** start PROVIDED RECORDS **

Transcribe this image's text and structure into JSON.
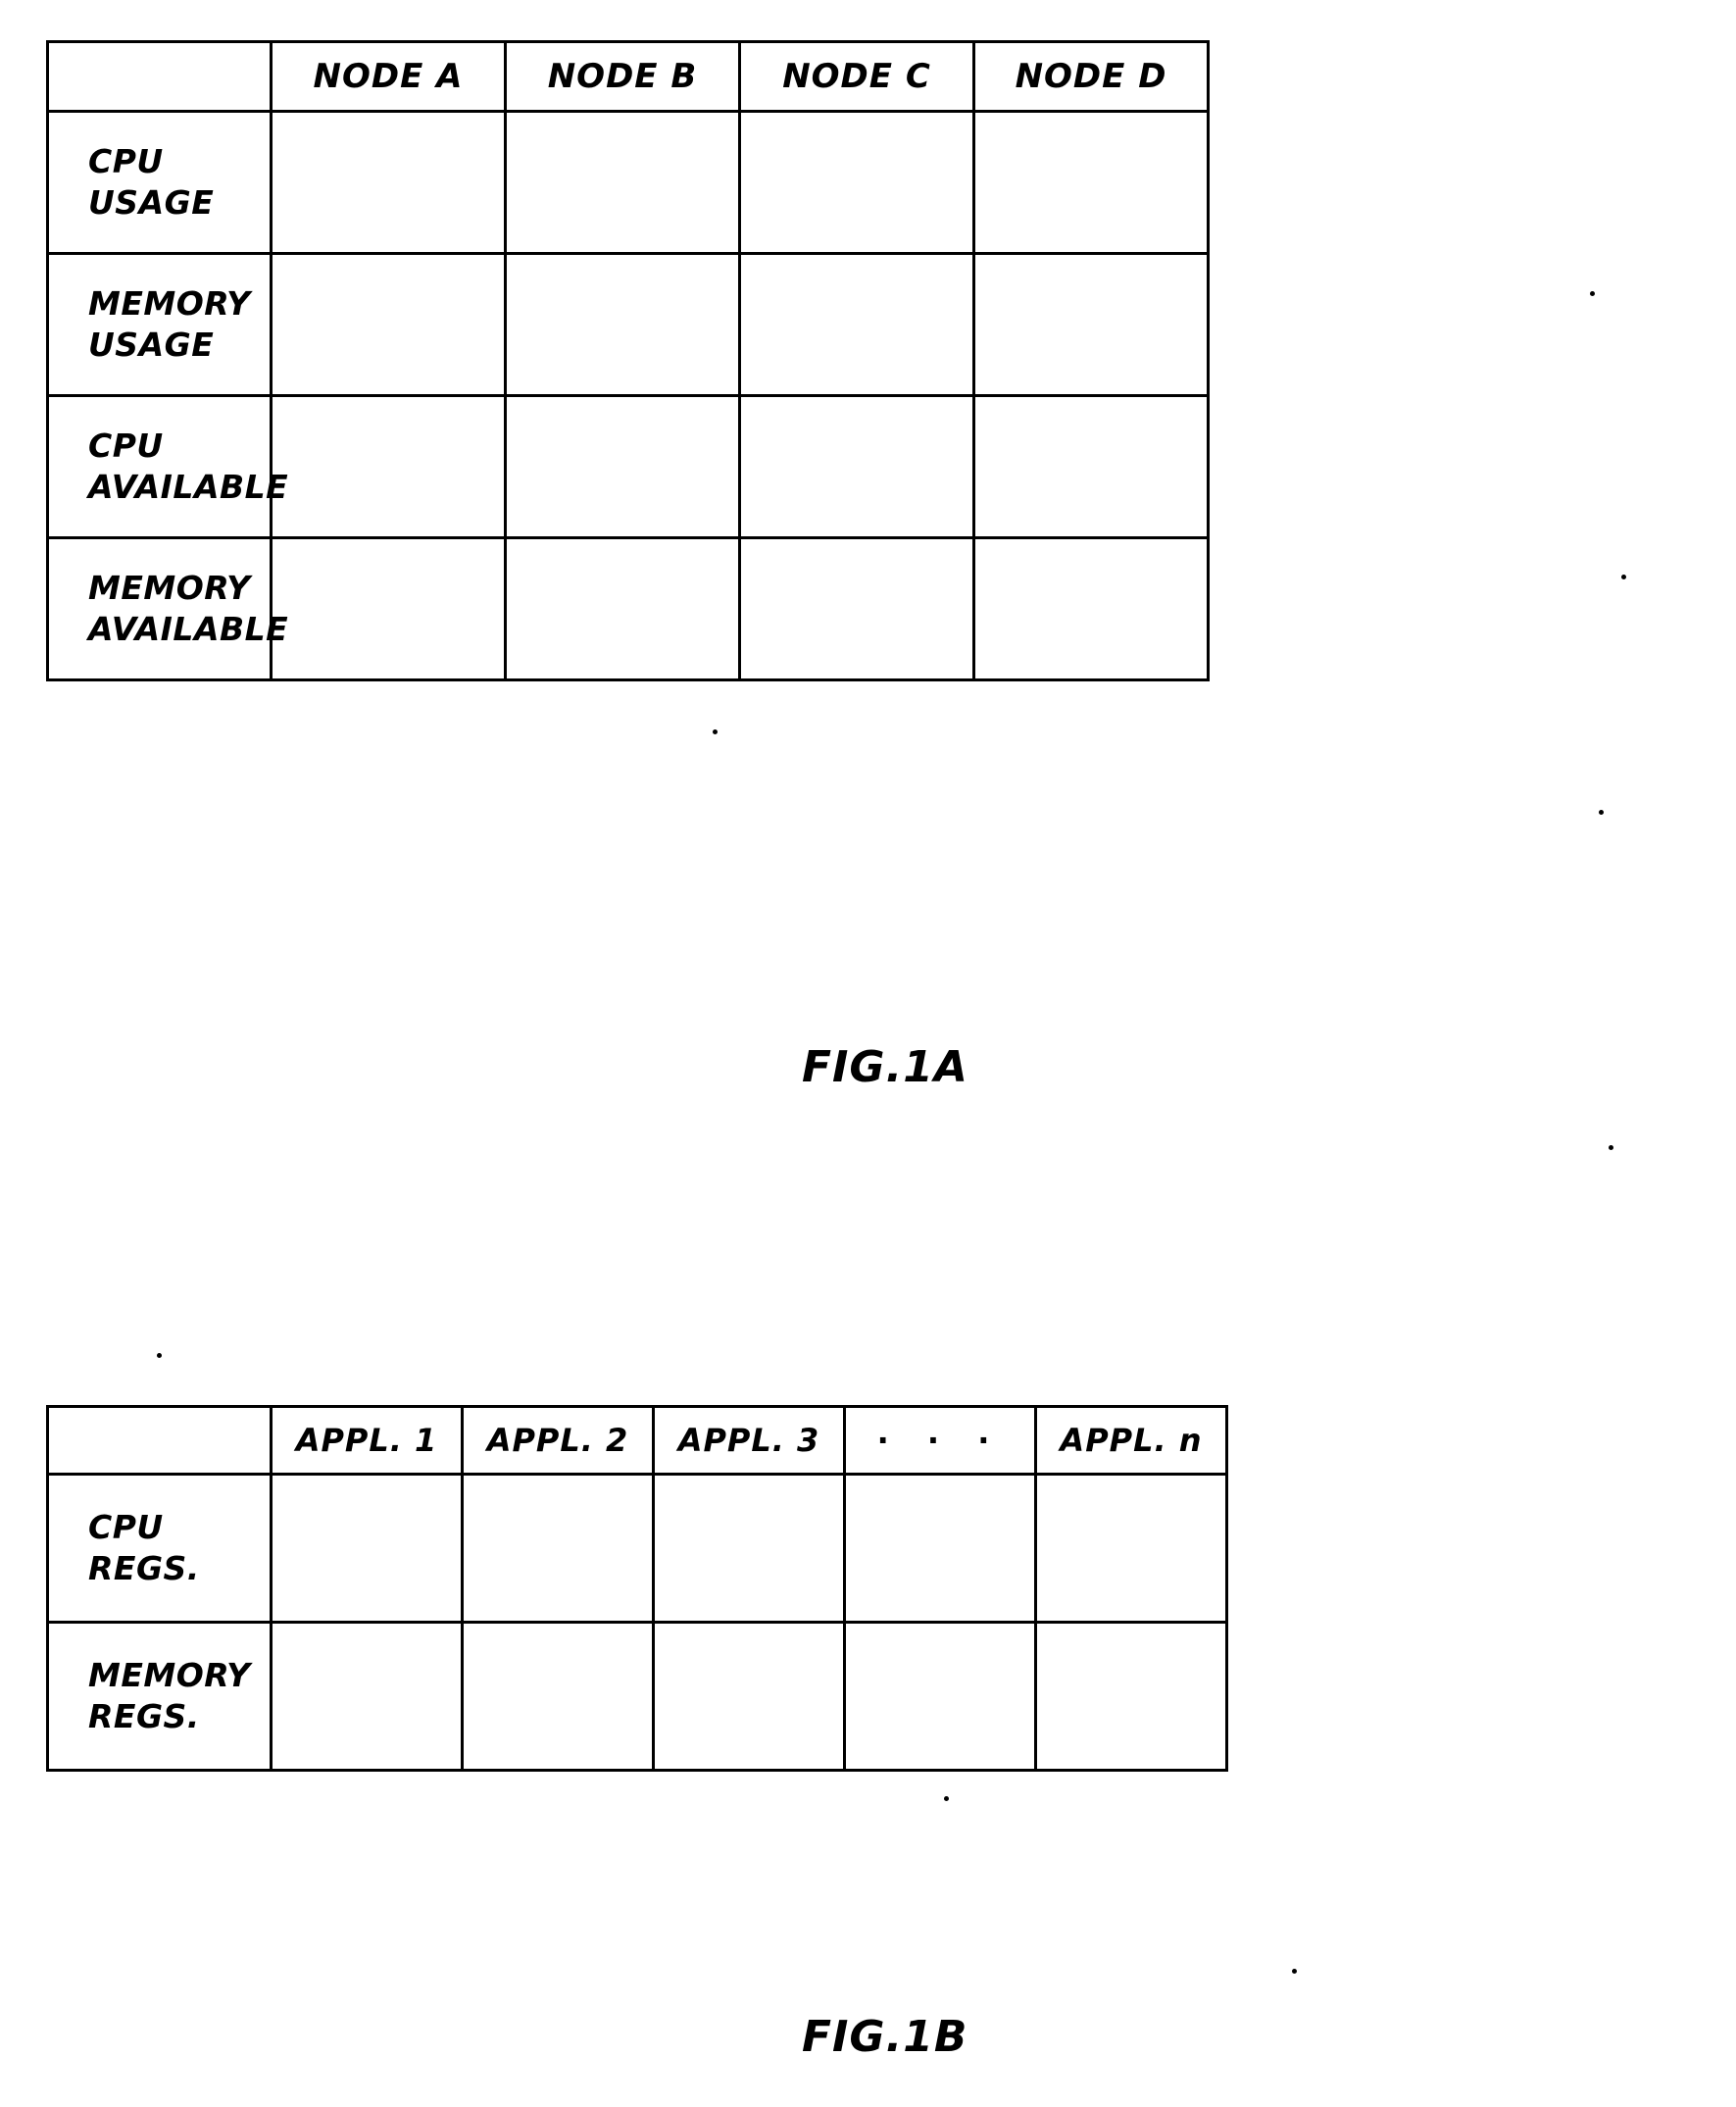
{
  "document": {
    "type": "patent-figure-sheet",
    "page_background": "#ffffff",
    "ink_color": "#000000"
  },
  "figures": [
    {
      "id": "fig-1a",
      "caption": "FIG.1A",
      "table": {
        "corner_label": "",
        "column_headers": [
          "NODE A",
          "NODE B",
          "NODE C",
          "NODE D"
        ],
        "row_labels": [
          {
            "line1": "CPU",
            "line2": "USAGE"
          },
          {
            "line1": "MEMORY",
            "line2": "USAGE"
          },
          {
            "line1": "CPU",
            "line2": "AVAILABLE"
          },
          {
            "line1": "MEMORY",
            "line2": "AVAILABLE"
          }
        ],
        "cells": [
          [
            "",
            "",
            "",
            ""
          ],
          [
            "",
            "",
            "",
            ""
          ],
          [
            "",
            "",
            "",
            ""
          ],
          [
            "",
            "",
            "",
            ""
          ]
        ]
      }
    },
    {
      "id": "fig-1b",
      "caption": "FIG.1B",
      "table": {
        "corner_label": "",
        "column_headers": [
          "APPL. 1",
          "APPL. 2",
          "APPL. 3",
          "·  ·  ·",
          "APPL. n"
        ],
        "row_labels": [
          {
            "line1": "CPU",
            "line2": "REGS."
          },
          {
            "line1": "MEMORY",
            "line2": "REGS."
          }
        ],
        "cells": [
          [
            "",
            "",
            "",
            "",
            ""
          ],
          [
            "",
            "",
            "",
            "",
            ""
          ]
        ]
      }
    }
  ]
}
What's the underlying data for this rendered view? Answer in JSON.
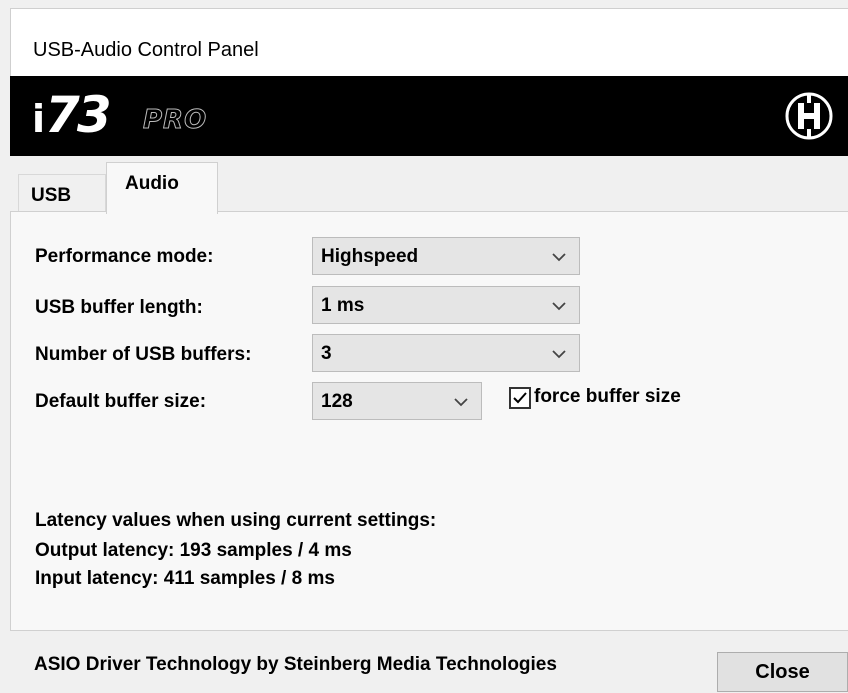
{
  "window": {
    "title": "USB-Audio Control Panel"
  },
  "banner": {
    "logo_i": "i",
    "logo_number": "73",
    "logo_suffix": "PRO",
    "brand_icon": "h-logo-icon"
  },
  "tabs": [
    {
      "label": "USB",
      "selected": false
    },
    {
      "label": "Audio",
      "selected": true
    }
  ],
  "settings": {
    "performance_mode": {
      "label": "Performance mode:",
      "value": "Highspeed"
    },
    "usb_buffer_length": {
      "label": "USB buffer length:",
      "value": "1 ms"
    },
    "number_of_usb_buffers": {
      "label": "Number of USB buffers:",
      "value": "3"
    },
    "default_buffer_size": {
      "label": "Default buffer size:",
      "value": "128"
    },
    "force_buffer_size": {
      "label": "force buffer size",
      "checked": true
    }
  },
  "latency": {
    "heading": "Latency values when using current settings:",
    "output": "Output latency: 193 samples / 4 ms",
    "input": "Input latency: 411 samples / 8 ms"
  },
  "footer": {
    "credit": "ASIO Driver Technology by Steinberg Media Technologies",
    "close_label": "Close"
  },
  "icons": {
    "dropdown": "chevron-down-icon",
    "checkbox": "checkmark-icon"
  }
}
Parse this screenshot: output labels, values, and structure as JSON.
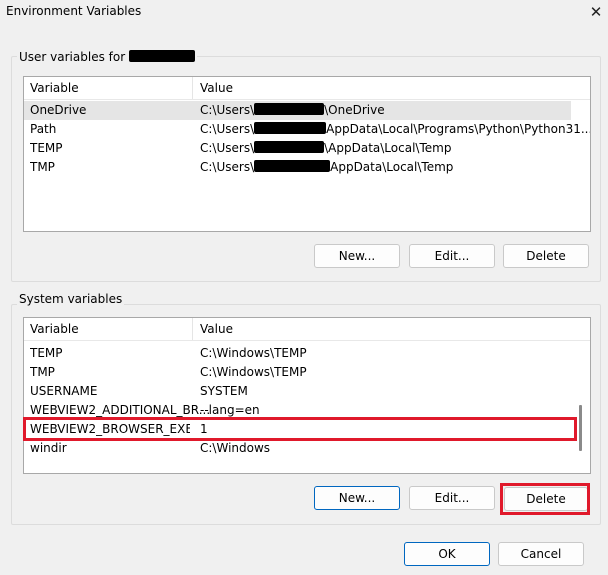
{
  "window": {
    "title": "Environment Variables",
    "close_glyph": "✕"
  },
  "user_group": {
    "legend": "User variables for",
    "columns": [
      "Variable",
      "Value"
    ],
    "rows": [
      {
        "variable": "OneDrive",
        "value_prefix": "C:\\Users\\",
        "value_suffix": "\\OneDrive"
      },
      {
        "variable": "Path",
        "value_prefix": "C:\\Users\\",
        "value_suffix": "AppData\\Local\\Programs\\Python\\Python31..."
      },
      {
        "variable": "TEMP",
        "value_prefix": "C:\\Users\\",
        "value_suffix": "\\AppData\\Local\\Temp"
      },
      {
        "variable": "TMP",
        "value_prefix": "C:\\Users\\",
        "value_suffix": "AppData\\Local\\Temp"
      }
    ],
    "buttons": {
      "new": "New...",
      "edit": "Edit...",
      "delete": "Delete"
    }
  },
  "system_group": {
    "legend": "System variables",
    "columns": [
      "Variable",
      "Value"
    ],
    "rows": [
      {
        "variable": "TEMP",
        "value": "C:\\Windows\\TEMP"
      },
      {
        "variable": "TMP",
        "value": "C:\\Windows\\TEMP"
      },
      {
        "variable": "USERNAME",
        "value": "SYSTEM"
      },
      {
        "variable": "WEBVIEW2_ADDITIONAL_BR...",
        "value": "--lang=en"
      },
      {
        "variable": "WEBVIEW2_BROWSER_EXEC...",
        "value": "1"
      },
      {
        "variable": "windir",
        "value": "C:\\Windows"
      }
    ],
    "buttons": {
      "new": "New...",
      "edit": "Edit...",
      "delete": "Delete"
    }
  },
  "footer": {
    "ok": "OK",
    "cancel": "Cancel"
  },
  "colors": {
    "highlight": "#e0192b",
    "accent": "#0067c0"
  }
}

** end PROVIDED RECORDS **

> [REQUIREMENTS] Repeat every record above exactly, but leave out any pictures.

> [ANSWER BELOW]
Transcribe this image's text and structure into JSON.
{
  "document": {
    "type": "patent-figure-sheet",
    "page_background": "#ffffff",
    "ink_color": "#000000"
  },
  "figures": [
    {
      "id": "fig-1a",
      "caption": "FIG.1A",
      "table": {
        "corner_label": "",
        "column_headers": [
          "NODE A",
          "NODE B",
          "NODE C",
          "NODE D"
        ],
        "row_labels": [
          {
            "line1": "CPU",
            "line2": "USAGE"
          },
          {
            "line1": "MEMORY",
            "line2": "USAGE"
          },
          {
            "line1": "CPU",
            "line2": "AVAILABLE"
          },
          {
            "line1": "MEMORY",
            "line2": "AVAILABLE"
          }
        ],
        "cells": [
          [
            "",
            "",
            "",
            ""
          ],
          [
            "",
            "",
            "",
            ""
          ],
          [
            "",
            "",
            "",
            ""
          ],
          [
            "",
            "",
            "",
            ""
          ]
        ]
      }
    },
    {
      "id": "fig-1b",
      "caption": "FIG.1B",
      "table": {
        "corner_label": "",
        "column_headers": [
          "APPL. 1",
          "APPL. 2",
          "APPL. 3",
          "·  ·  ·",
          "APPL. n"
        ],
        "row_labels": [
          {
            "line1": "CPU",
            "line2": "REGS."
          },
          {
            "line1": "MEMORY",
            "line2": "REGS."
          }
        ],
        "cells": [
          [
            "",
            "",
            "",
            "",
            ""
          ],
          [
            "",
            "",
            "",
            "",
            ""
          ]
        ]
      }
    }
  ]
}
What's the underlying data for this rendered view? Answer in JSON.
{
  "window": {
    "title": "USB-Audio Control Panel"
  },
  "banner": {
    "logo_i": "i",
    "logo_number": "73",
    "logo_suffix": "PRO",
    "brand_icon": "h-logo-icon"
  },
  "tabs": [
    {
      "label": "USB",
      "selected": false
    },
    {
      "label": "Audio",
      "selected": true
    }
  ],
  "settings": {
    "performance_mode": {
      "label": "Performance mode:",
      "value": "Highspeed"
    },
    "usb_buffer_length": {
      "label": "USB buffer length:",
      "value": "1 ms"
    },
    "number_of_usb_buffers": {
      "label": "Number of USB buffers:",
      "value": "3"
    },
    "default_buffer_size": {
      "label": "Default buffer size:",
      "value": "128"
    },
    "force_buffer_size": {
      "label": "force buffer size",
      "checked": true
    }
  },
  "latency": {
    "heading": "Latency values when using current settings:",
    "output": "Output latency: 193 samples / 4 ms",
    "input": "Input latency: 411 samples / 8 ms"
  },
  "footer": {
    "credit": "ASIO Driver Technology by Steinberg Media Technologies",
    "close_label": "Close"
  },
  "icons": {
    "dropdown": "chevron-down-icon",
    "checkbox": "checkmark-icon"
  }
}
Parse this screenshot: output labels, values, and structure as JSON.
{
  "window": {
    "title": "Environment Variables",
    "close_glyph": "✕"
  },
  "user_group": {
    "legend": "User variables for",
    "columns": [
      "Variable",
      "Value"
    ],
    "rows": [
      {
        "variable": "OneDrive",
        "value_prefix": "C:\\Users\\",
        "value_suffix": "\\OneDrive"
      },
      {
        "variable": "Path",
        "value_prefix": "C:\\Users\\",
        "value_suffix": "AppData\\Local\\Programs\\Python\\Python31..."
      },
      {
        "variable": "TEMP",
        "value_prefix": "C:\\Users\\",
        "value_suffix": "\\AppData\\Local\\Temp"
      },
      {
        "variable": "TMP",
        "value_prefix": "C:\\Users\\",
        "value_suffix": "AppData\\Local\\Temp"
      }
    ],
    "buttons": {
      "new": "New...",
      "edit": "Edit...",
      "delete": "Delete"
    }
  },
  "system_group": {
    "legend": "System variables",
    "columns": [
      "Variable",
      "Value"
    ],
    "rows": [
      {
        "variable": "TEMP",
        "value": "C:\\Windows\\TEMP"
      },
      {
        "variable": "TMP",
        "value": "C:\\Windows\\TEMP"
      },
      {
        "variable": "USERNAME",
        "value": "SYSTEM"
      },
      {
        "variable": "WEBVIEW2_ADDITIONAL_BR...",
        "value": "--lang=en"
      },
      {
        "variable": "WEBVIEW2_BROWSER_EXEC...",
        "value": "1"
      },
      {
        "variable": "windir",
        "value": "C:\\Windows"
      }
    ],
    "buttons": {
      "new": "New...",
      "edit": "Edit...",
      "delete": "Delete"
    }
  },
  "footer": {
    "ok": "OK",
    "cancel": "Cancel"
  },
  "colors": {
    "highlight": "#e0192b",
    "accent": "#0067c0"
  }
}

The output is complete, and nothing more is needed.